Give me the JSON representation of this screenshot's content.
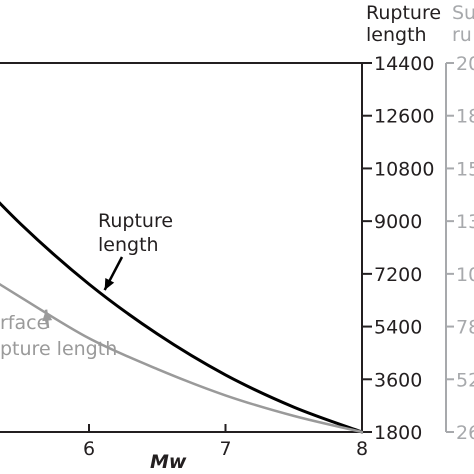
{
  "chart_data": {
    "type": "line",
    "xlabel": "Mw",
    "xticks": [
      "6",
      "7",
      "8"
    ],
    "xlim": [
      4.8,
      8
    ],
    "axes": {
      "rupture_length": {
        "label_line1": "Rupture",
        "label_line2": "length",
        "ticks": [
          "14400",
          "12600",
          "10800",
          "9000",
          "7200",
          "5400",
          "3600",
          "1800"
        ],
        "ylim": [
          1800,
          14400
        ]
      },
      "surface_rupture_length": {
        "label_line1": "Su",
        "label_line2": "ru",
        "ticks": [
          "20",
          "18",
          "15",
          "13",
          "10",
          "78",
          "52",
          "26"
        ]
      }
    },
    "series": [
      {
        "name_line1": "Rupture",
        "name_line2": "length",
        "color": "#000000",
        "x": [
          5.0,
          5.5,
          6.0,
          6.5,
          7.0,
          7.5,
          8.0
        ],
        "y": [
          11300,
          8900,
          6850,
          5150,
          3750,
          2650,
          1800
        ]
      },
      {
        "name_line1": "rface",
        "name_line2": "pture length",
        "color": "#9a9a9a",
        "x": [
          5.0,
          5.5,
          6.0,
          6.5,
          7.0,
          7.5,
          8.0
        ],
        "y": [
          7850,
          6400,
          5000,
          3950,
          3050,
          2350,
          1800
        ]
      }
    ],
    "annotations": [
      {
        "series": 0,
        "line1": "Rupture",
        "line2": "length",
        "arrow_to_x": 6.1
      },
      {
        "series": 1,
        "line1": "rface",
        "line2": "pture length",
        "arrow_to_x": 5.7
      }
    ]
  },
  "colors": {
    "axis": "#231f20",
    "grey_axis": "#a7a9ac"
  }
}
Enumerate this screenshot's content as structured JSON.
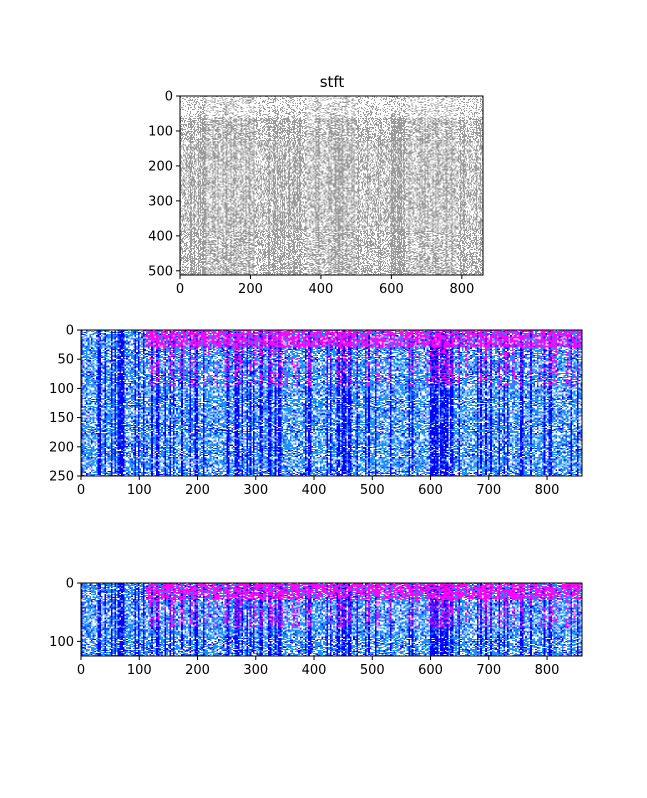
{
  "chart_data": [
    {
      "type": "heatmap",
      "title": "stft",
      "colormap": "gray",
      "colors": {
        "low": "#ffffff",
        "high": "#9a9a9a"
      },
      "xlim": [
        0,
        860
      ],
      "ylim": [
        512,
        0
      ],
      "xticks": [
        0,
        200,
        400,
        600,
        800
      ],
      "yticks": [
        0,
        100,
        200,
        300,
        400,
        500
      ],
      "xlabel": "",
      "ylabel": "",
      "grid": false
    },
    {
      "type": "heatmap",
      "title": "",
      "colormap": "cool-blue-magenta",
      "colors": {
        "low": "#1e90ff",
        "mid": "#0000ff",
        "high": "#ff00ff",
        "background": "#ffffff"
      },
      "xlim": [
        0,
        860
      ],
      "ylim": [
        250,
        0
      ],
      "xticks": [
        0,
        100,
        200,
        300,
        400,
        500,
        600,
        700,
        800
      ],
      "yticks": [
        0,
        50,
        100,
        150,
        200,
        250
      ],
      "xlabel": "",
      "ylabel": "",
      "grid": false
    },
    {
      "type": "heatmap",
      "title": "",
      "colormap": "cool-blue-magenta",
      "colors": {
        "low": "#1e90ff",
        "mid": "#0000ff",
        "high": "#ff00ff",
        "background": "#ffffff"
      },
      "xlim": [
        0,
        860
      ],
      "ylim": [
        125,
        0
      ],
      "xticks": [
        0,
        100,
        200,
        300,
        400,
        500,
        600,
        700,
        800
      ],
      "yticks": [
        0,
        100
      ],
      "xlabel": "",
      "ylabel": "",
      "grid": false
    }
  ]
}
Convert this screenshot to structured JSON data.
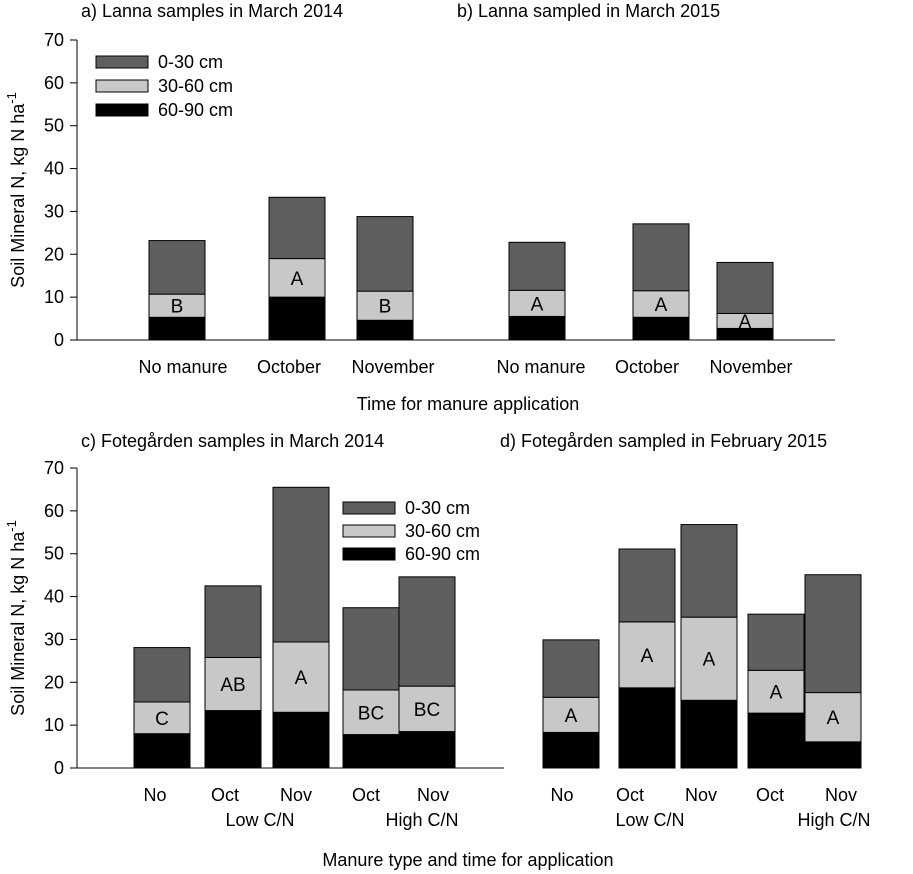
{
  "colors": {
    "layer_0_30": "#5f5f5f",
    "layer_30_60": "#c8c8c8",
    "layer_60_90": "#000000",
    "axis": "#000000",
    "background": "#ffffff"
  },
  "legend": {
    "labels": [
      "0-30 cm",
      "30-60 cm",
      "60-90 cm"
    ]
  },
  "top": {
    "y_label": "Soil Mineral N, kg N ha",
    "y_label_sup": "-1",
    "x_label": "Time for manure application"
  },
  "bottom": {
    "y_label": "Soil Mineral N, kg N ha",
    "y_label_sup": "-1",
    "x_label": "Manure type and time for application",
    "group_labels": [
      "Low C/N",
      "Low C/N",
      "High C/N",
      "High C/N"
    ]
  },
  "chart_data": [
    {
      "panel": "a",
      "type": "bar",
      "stacked": true,
      "title": "a) Lanna samples in March 2014",
      "ylabel": "Soil Mineral N, kg N ha-1",
      "xlabel": "Time for manure application",
      "ylim": [
        0,
        70
      ],
      "yticks": [
        0,
        10,
        20,
        30,
        40,
        50,
        60,
        70
      ],
      "categories": [
        "No manure",
        "October",
        "November"
      ],
      "series": [
        {
          "name": "60-90 cm",
          "values": [
            5.3,
            10.0,
            4.6
          ]
        },
        {
          "name": "30-60 cm",
          "values": [
            5.4,
            9.0,
            6.8
          ]
        },
        {
          "name": "0-30 cm",
          "values": [
            12.5,
            14.3,
            17.4
          ]
        }
      ],
      "letters": [
        "B",
        "A",
        "B"
      ],
      "legend_position": "top-left"
    },
    {
      "panel": "b",
      "type": "bar",
      "stacked": true,
      "title": "b) Lanna sampled in March 2015",
      "ylim": [
        0,
        70
      ],
      "categories": [
        "No manure",
        "October",
        "November"
      ],
      "series": [
        {
          "name": "60-90 cm",
          "values": [
            5.5,
            5.3,
            2.7
          ]
        },
        {
          "name": "30-60 cm",
          "values": [
            6.1,
            6.2,
            3.5
          ]
        },
        {
          "name": "0-30 cm",
          "values": [
            11.2,
            15.6,
            11.9
          ]
        }
      ],
      "letters": [
        "A",
        "A",
        "A"
      ]
    },
    {
      "panel": "c",
      "type": "bar",
      "stacked": true,
      "title": "c) Fotegården samples in March 2014",
      "ylabel": "Soil Mineral N, kg N ha-1",
      "xlabel": "Manure type and time for application",
      "ylim": [
        0,
        70
      ],
      "yticks": [
        0,
        10,
        20,
        30,
        40,
        50,
        60,
        70
      ],
      "categories": [
        "No",
        "Oct",
        "Nov",
        "Oct",
        "Nov"
      ],
      "series": [
        {
          "name": "60-90 cm",
          "values": [
            8.0,
            13.4,
            13.0,
            7.8,
            8.5
          ]
        },
        {
          "name": "30-60 cm",
          "values": [
            7.4,
            12.4,
            16.4,
            10.4,
            10.6
          ]
        },
        {
          "name": "0-30 cm",
          "values": [
            12.7,
            16.7,
            36.1,
            19.2,
            25.5
          ]
        }
      ],
      "letters": [
        "C",
        "AB",
        "A",
        "BC",
        "BC"
      ],
      "legend_position": "top-right"
    },
    {
      "panel": "d",
      "type": "bar",
      "stacked": true,
      "title": "d) Fotegården sampled in February 2015",
      "ylim": [
        0,
        70
      ],
      "categories": [
        "No",
        "Oct",
        "Nov",
        "Oct",
        "Nov"
      ],
      "series": [
        {
          "name": "60-90 cm",
          "values": [
            8.3,
            18.7,
            15.8,
            12.8,
            6.1
          ]
        },
        {
          "name": "30-60 cm",
          "values": [
            8.2,
            15.4,
            19.4,
            10.0,
            11.5
          ]
        },
        {
          "name": "0-30 cm",
          "values": [
            13.4,
            17.0,
            21.6,
            13.1,
            27.5
          ]
        }
      ],
      "letters": [
        "A",
        "A",
        "A",
        "A",
        "A"
      ]
    }
  ]
}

_EXERCISE_
Repeat all the records above exactly, leaving out any pictures.

_TASK SOLUTION_
Give me the JSON representation of this screenshot's content.
{
  "chart_data": {
    "type": "line",
    "xlabel": "Mw",
    "xticks": [
      "6",
      "7",
      "8"
    ],
    "xlim": [
      4.8,
      8
    ],
    "axes": {
      "rupture_length": {
        "label_line1": "Rupture",
        "label_line2": "length",
        "ticks": [
          "14400",
          "12600",
          "10800",
          "9000",
          "7200",
          "5400",
          "3600",
          "1800"
        ],
        "ylim": [
          1800,
          14400
        ]
      },
      "surface_rupture_length": {
        "label_line1": "Su",
        "label_line2": "ru",
        "ticks": [
          "20",
          "18",
          "15",
          "13",
          "10",
          "78",
          "52",
          "26"
        ]
      }
    },
    "series": [
      {
        "name_line1": "Rupture",
        "name_line2": "length",
        "color": "#000000",
        "x": [
          5.0,
          5.5,
          6.0,
          6.5,
          7.0,
          7.5,
          8.0
        ],
        "y": [
          11300,
          8900,
          6850,
          5150,
          3750,
          2650,
          1800
        ]
      },
      {
        "name_line1": "rface",
        "name_line2": "pture length",
        "color": "#9a9a9a",
        "x": [
          5.0,
          5.5,
          6.0,
          6.5,
          7.0,
          7.5,
          8.0
        ],
        "y": [
          7850,
          6400,
          5000,
          3950,
          3050,
          2350,
          1800
        ]
      }
    ],
    "annotations": [
      {
        "series": 0,
        "line1": "Rupture",
        "line2": "length",
        "arrow_to_x": 6.1
      },
      {
        "series": 1,
        "line1": "rface",
        "line2": "pture length",
        "arrow_to_x": 5.7
      }
    ]
  },
  "colors": {
    "axis": "#231f20",
    "grey_axis": "#a7a9ac"
  }
}
Enumerate this screenshot's content as structured JSON.
{
  "chart_data": [
    {
      "type": "heatmap",
      "title": "stft",
      "colormap": "gray",
      "colors": {
        "low": "#ffffff",
        "high": "#9a9a9a"
      },
      "xlim": [
        0,
        860
      ],
      "ylim": [
        512,
        0
      ],
      "xticks": [
        0,
        200,
        400,
        600,
        800
      ],
      "yticks": [
        0,
        100,
        200,
        300,
        400,
        500
      ],
      "xlabel": "",
      "ylabel": "",
      "grid": false
    },
    {
      "type": "heatmap",
      "title": "",
      "colormap": "cool-blue-magenta",
      "colors": {
        "low": "#1e90ff",
        "mid": "#0000ff",
        "high": "#ff00ff",
        "background": "#ffffff"
      },
      "xlim": [
        0,
        860
      ],
      "ylim": [
        250,
        0
      ],
      "xticks": [
        0,
        100,
        200,
        300,
        400,
        500,
        600,
        700,
        800
      ],
      "yticks": [
        0,
        50,
        100,
        150,
        200,
        250
      ],
      "xlabel": "",
      "ylabel": "",
      "grid": false
    },
    {
      "type": "heatmap",
      "title": "",
      "colormap": "cool-blue-magenta",
      "colors": {
        "low": "#1e90ff",
        "mid": "#0000ff",
        "high": "#ff00ff",
        "background": "#ffffff"
      },
      "xlim": [
        0,
        860
      ],
      "ylim": [
        125,
        0
      ],
      "xticks": [
        0,
        100,
        200,
        300,
        400,
        500,
        600,
        700,
        800
      ],
      "yticks": [
        0,
        100
      ],
      "xlabel": "",
      "ylabel": "",
      "grid": false
    }
  ]
}
Convert this screenshot to structured JSON data.
{
  "colors": {
    "layer_0_30": "#5f5f5f",
    "layer_30_60": "#c8c8c8",
    "layer_60_90": "#000000",
    "axis": "#000000",
    "background": "#ffffff"
  },
  "legend": {
    "labels": [
      "0-30 cm",
      "30-60 cm",
      "60-90 cm"
    ]
  },
  "top": {
    "y_label": "Soil Mineral N, kg N ha",
    "y_label_sup": "-1",
    "x_label": "Time for manure application"
  },
  "bottom": {
    "y_label": "Soil Mineral N, kg N ha",
    "y_label_sup": "-1",
    "x_label": "Manure type and time for application",
    "group_labels": [
      "Low C/N",
      "Low C/N",
      "High C/N",
      "High C/N"
    ]
  },
  "chart_data": [
    {
      "panel": "a",
      "type": "bar",
      "stacked": true,
      "title": "a) Lanna samples in March 2014",
      "ylabel": "Soil Mineral N, kg N ha-1",
      "xlabel": "Time for manure application",
      "ylim": [
        0,
        70
      ],
      "yticks": [
        0,
        10,
        20,
        30,
        40,
        50,
        60,
        70
      ],
      "categories": [
        "No manure",
        "October",
        "November"
      ],
      "series": [
        {
          "name": "60-90 cm",
          "values": [
            5.3,
            10.0,
            4.6
          ]
        },
        {
          "name": "30-60 cm",
          "values": [
            5.4,
            9.0,
            6.8
          ]
        },
        {
          "name": "0-30 cm",
          "values": [
            12.5,
            14.3,
            17.4
          ]
        }
      ],
      "letters": [
        "B",
        "A",
        "B"
      ],
      "legend_position": "top-left"
    },
    {
      "panel": "b",
      "type": "bar",
      "stacked": true,
      "title": "b) Lanna sampled in March 2015",
      "ylim": [
        0,
        70
      ],
      "categories": [
        "No manure",
        "October",
        "November"
      ],
      "series": [
        {
          "name": "60-90 cm",
          "values": [
            5.5,
            5.3,
            2.7
          ]
        },
        {
          "name": "30-60 cm",
          "values": [
            6.1,
            6.2,
            3.5
          ]
        },
        {
          "name": "0-30 cm",
          "values": [
            11.2,
            15.6,
            11.9
          ]
        }
      ],
      "letters": [
        "A",
        "A",
        "A"
      ]
    },
    {
      "panel": "c",
      "type": "bar",
      "stacked": true,
      "title": "c) Fotegården samples in March 2014",
      "ylabel": "Soil Mineral N, kg N ha-1",
      "xlabel": "Manure type and time for application",
      "ylim": [
        0,
        70
      ],
      "yticks": [
        0,
        10,
        20,
        30,
        40,
        50,
        60,
        70
      ],
      "categories": [
        "No",
        "Oct",
        "Nov",
        "Oct",
        "Nov"
      ],
      "series": [
        {
          "name": "60-90 cm",
          "values": [
            8.0,
            13.4,
            13.0,
            7.8,
            8.5
          ]
        },
        {
          "name": "30-60 cm",
          "values": [
            7.4,
            12.4,
            16.4,
            10.4,
            10.6
          ]
        },
        {
          "name": "0-30 cm",
          "values": [
            12.7,
            16.7,
            36.1,
            19.2,
            25.5
          ]
        }
      ],
      "letters": [
        "C",
        "AB",
        "A",
        "BC",
        "BC"
      ],
      "legend_position": "top-right"
    },
    {
      "panel": "d",
      "type": "bar",
      "stacked": true,
      "title": "d) Fotegården sampled in February 2015",
      "ylim": [
        0,
        70
      ],
      "categories": [
        "No",
        "Oct",
        "Nov",
        "Oct",
        "Nov"
      ],
      "series": [
        {
          "name": "60-90 cm",
          "values": [
            8.3,
            18.7,
            15.8,
            12.8,
            6.1
          ]
        },
        {
          "name": "30-60 cm",
          "values": [
            8.2,
            15.4,
            19.4,
            10.0,
            11.5
          ]
        },
        {
          "name": "0-30 cm",
          "values": [
            13.4,
            17.0,
            21.6,
            13.1,
            27.5
          ]
        }
      ],
      "letters": [
        "A",
        "A",
        "A",
        "A",
        "A"
      ]
    }
  ]
}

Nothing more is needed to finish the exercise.